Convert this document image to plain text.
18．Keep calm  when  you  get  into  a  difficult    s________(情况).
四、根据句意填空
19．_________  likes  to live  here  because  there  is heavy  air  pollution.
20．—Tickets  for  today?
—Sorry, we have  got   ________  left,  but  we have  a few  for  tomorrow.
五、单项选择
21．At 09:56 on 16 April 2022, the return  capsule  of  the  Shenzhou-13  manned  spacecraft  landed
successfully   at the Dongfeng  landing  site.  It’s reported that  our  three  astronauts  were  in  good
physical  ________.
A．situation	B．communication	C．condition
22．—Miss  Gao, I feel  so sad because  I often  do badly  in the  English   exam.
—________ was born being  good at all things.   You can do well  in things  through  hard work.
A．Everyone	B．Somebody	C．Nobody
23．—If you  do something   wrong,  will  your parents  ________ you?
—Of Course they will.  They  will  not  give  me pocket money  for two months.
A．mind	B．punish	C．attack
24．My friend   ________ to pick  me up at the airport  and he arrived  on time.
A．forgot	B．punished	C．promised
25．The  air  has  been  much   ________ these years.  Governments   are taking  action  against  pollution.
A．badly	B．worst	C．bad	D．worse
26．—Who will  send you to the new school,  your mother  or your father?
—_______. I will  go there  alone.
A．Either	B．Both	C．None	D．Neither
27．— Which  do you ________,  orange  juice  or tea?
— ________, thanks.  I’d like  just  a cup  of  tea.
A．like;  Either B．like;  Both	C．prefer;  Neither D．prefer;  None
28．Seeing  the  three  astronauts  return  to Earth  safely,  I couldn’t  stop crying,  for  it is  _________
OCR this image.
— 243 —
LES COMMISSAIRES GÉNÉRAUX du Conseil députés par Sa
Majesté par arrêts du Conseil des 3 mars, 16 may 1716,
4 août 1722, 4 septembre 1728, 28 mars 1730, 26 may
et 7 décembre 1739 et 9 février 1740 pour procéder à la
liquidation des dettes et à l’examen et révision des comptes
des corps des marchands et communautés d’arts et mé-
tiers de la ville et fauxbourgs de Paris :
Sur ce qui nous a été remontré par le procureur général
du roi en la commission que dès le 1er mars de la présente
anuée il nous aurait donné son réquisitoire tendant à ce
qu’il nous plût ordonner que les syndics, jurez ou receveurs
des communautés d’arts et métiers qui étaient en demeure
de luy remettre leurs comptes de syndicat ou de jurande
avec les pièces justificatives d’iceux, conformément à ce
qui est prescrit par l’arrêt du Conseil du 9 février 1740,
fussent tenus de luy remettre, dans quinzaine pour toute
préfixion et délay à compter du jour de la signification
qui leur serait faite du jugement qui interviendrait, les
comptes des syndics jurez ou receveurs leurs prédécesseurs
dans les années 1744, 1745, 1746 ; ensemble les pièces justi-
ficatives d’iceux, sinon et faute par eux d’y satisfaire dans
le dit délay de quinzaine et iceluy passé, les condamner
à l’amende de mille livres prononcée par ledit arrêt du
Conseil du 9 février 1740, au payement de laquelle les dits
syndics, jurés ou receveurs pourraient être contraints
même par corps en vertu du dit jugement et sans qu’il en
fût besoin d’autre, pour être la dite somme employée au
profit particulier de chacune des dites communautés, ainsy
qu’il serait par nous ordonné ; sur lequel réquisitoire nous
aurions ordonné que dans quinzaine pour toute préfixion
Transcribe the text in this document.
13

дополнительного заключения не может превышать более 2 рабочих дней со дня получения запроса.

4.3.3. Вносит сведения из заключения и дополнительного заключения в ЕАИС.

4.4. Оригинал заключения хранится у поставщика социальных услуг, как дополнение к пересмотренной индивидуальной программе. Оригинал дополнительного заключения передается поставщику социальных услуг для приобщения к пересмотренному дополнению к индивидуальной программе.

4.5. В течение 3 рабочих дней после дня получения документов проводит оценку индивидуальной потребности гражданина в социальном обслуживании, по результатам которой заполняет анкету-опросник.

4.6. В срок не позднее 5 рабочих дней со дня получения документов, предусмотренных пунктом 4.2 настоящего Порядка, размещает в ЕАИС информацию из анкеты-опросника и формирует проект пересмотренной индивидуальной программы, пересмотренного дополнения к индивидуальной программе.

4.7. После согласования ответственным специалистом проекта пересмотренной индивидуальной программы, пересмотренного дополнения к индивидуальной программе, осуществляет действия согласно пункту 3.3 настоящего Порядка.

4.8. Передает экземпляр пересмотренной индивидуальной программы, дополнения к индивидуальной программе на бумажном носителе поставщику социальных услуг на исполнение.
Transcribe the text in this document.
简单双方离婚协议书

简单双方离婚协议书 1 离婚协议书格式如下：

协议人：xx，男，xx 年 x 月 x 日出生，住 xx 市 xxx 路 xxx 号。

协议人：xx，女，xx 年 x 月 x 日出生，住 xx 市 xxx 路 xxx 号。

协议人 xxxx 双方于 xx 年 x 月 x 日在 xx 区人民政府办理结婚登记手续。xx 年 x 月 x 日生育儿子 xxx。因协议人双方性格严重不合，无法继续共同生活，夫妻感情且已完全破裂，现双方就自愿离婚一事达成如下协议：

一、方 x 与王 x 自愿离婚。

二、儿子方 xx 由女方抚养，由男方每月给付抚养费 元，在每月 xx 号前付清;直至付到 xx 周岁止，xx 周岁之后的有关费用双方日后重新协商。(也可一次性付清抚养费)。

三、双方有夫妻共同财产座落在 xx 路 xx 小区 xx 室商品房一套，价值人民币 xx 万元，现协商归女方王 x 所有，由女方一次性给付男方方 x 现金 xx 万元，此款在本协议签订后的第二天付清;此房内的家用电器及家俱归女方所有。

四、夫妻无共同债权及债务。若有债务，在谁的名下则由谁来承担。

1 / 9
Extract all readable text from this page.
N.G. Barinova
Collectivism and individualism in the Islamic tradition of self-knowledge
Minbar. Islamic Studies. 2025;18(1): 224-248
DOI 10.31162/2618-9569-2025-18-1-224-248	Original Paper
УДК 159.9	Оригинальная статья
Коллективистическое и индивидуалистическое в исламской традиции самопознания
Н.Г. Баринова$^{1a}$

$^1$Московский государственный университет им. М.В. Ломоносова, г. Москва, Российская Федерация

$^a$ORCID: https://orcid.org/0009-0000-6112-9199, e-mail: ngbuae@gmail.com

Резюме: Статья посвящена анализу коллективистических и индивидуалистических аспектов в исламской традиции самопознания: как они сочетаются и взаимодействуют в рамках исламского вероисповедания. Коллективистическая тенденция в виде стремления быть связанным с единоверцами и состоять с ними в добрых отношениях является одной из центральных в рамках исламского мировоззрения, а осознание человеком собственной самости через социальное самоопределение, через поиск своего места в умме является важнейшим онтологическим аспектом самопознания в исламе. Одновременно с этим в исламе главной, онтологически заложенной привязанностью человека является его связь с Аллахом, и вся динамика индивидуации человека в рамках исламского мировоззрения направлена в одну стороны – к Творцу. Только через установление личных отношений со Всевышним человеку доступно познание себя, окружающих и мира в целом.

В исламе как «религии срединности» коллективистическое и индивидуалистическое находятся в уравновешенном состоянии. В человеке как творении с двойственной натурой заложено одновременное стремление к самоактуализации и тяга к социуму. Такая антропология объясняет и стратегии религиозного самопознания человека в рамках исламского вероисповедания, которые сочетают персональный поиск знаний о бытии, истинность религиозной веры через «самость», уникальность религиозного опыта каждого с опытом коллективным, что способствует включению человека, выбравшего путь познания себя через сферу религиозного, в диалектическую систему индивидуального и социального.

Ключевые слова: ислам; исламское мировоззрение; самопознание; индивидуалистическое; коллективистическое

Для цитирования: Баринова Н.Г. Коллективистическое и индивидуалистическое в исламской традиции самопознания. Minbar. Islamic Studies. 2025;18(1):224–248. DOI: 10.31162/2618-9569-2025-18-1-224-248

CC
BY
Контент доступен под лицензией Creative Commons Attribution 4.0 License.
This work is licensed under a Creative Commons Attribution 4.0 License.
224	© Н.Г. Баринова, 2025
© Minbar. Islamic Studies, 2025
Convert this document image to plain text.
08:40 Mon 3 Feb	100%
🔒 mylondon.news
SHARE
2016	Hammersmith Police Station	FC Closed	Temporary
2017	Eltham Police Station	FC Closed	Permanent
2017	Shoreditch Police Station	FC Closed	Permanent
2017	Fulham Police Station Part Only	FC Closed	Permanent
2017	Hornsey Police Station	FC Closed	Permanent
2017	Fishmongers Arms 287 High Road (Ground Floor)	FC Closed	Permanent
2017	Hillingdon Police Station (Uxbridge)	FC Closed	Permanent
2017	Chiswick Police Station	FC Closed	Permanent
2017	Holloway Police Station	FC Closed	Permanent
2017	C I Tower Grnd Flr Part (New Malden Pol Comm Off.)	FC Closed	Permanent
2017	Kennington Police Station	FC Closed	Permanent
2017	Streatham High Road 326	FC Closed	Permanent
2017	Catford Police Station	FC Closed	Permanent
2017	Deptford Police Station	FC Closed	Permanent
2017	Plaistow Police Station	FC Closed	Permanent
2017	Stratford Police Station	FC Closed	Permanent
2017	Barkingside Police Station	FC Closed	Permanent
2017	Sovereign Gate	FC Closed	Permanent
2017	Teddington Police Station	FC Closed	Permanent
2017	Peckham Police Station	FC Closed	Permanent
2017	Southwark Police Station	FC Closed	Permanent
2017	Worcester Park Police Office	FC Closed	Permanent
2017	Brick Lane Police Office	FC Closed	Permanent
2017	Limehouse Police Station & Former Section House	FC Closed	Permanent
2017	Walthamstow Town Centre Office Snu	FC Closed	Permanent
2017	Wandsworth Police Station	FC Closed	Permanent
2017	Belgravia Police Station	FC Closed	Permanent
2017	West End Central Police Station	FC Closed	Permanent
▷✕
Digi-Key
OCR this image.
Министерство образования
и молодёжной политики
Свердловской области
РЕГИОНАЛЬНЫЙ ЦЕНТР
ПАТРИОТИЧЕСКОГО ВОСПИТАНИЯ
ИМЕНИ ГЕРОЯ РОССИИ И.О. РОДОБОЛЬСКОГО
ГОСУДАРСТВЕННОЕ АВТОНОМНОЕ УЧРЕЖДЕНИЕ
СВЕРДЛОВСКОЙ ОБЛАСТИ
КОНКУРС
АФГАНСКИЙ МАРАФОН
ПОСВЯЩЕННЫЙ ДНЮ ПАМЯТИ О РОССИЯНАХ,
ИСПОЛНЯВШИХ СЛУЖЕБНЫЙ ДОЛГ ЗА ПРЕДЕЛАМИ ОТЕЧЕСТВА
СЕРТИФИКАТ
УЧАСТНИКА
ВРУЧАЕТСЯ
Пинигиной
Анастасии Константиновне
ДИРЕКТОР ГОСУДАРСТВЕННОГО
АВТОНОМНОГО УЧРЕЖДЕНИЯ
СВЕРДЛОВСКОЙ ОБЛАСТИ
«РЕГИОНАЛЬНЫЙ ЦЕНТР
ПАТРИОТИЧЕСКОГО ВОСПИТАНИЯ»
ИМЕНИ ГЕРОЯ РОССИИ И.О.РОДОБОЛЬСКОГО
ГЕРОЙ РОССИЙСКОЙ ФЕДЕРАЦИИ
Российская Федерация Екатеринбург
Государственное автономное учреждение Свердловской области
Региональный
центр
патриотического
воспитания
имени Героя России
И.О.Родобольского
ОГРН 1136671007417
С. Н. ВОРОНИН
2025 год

━━━━━━━━━━━━━━━━━━━━

The problem:
All lines of the data above that include the word "социальных" must be shown.

Result:
4.4. Оригинал заключения хранится у поставщика социальных услуг, как дополнение к пересмотренной индивидуальной программе. Оригинал дополнительного заключения передается поставщику социальных услуг для приобщения к пересмотренному дополнению к индивидуальной программе.
4.8. Передает экземпляр пересмотренной индивидуальной программы, дополнения к индивидуальной программе на бумажном носителе поставщику социальных услуг на исполнение.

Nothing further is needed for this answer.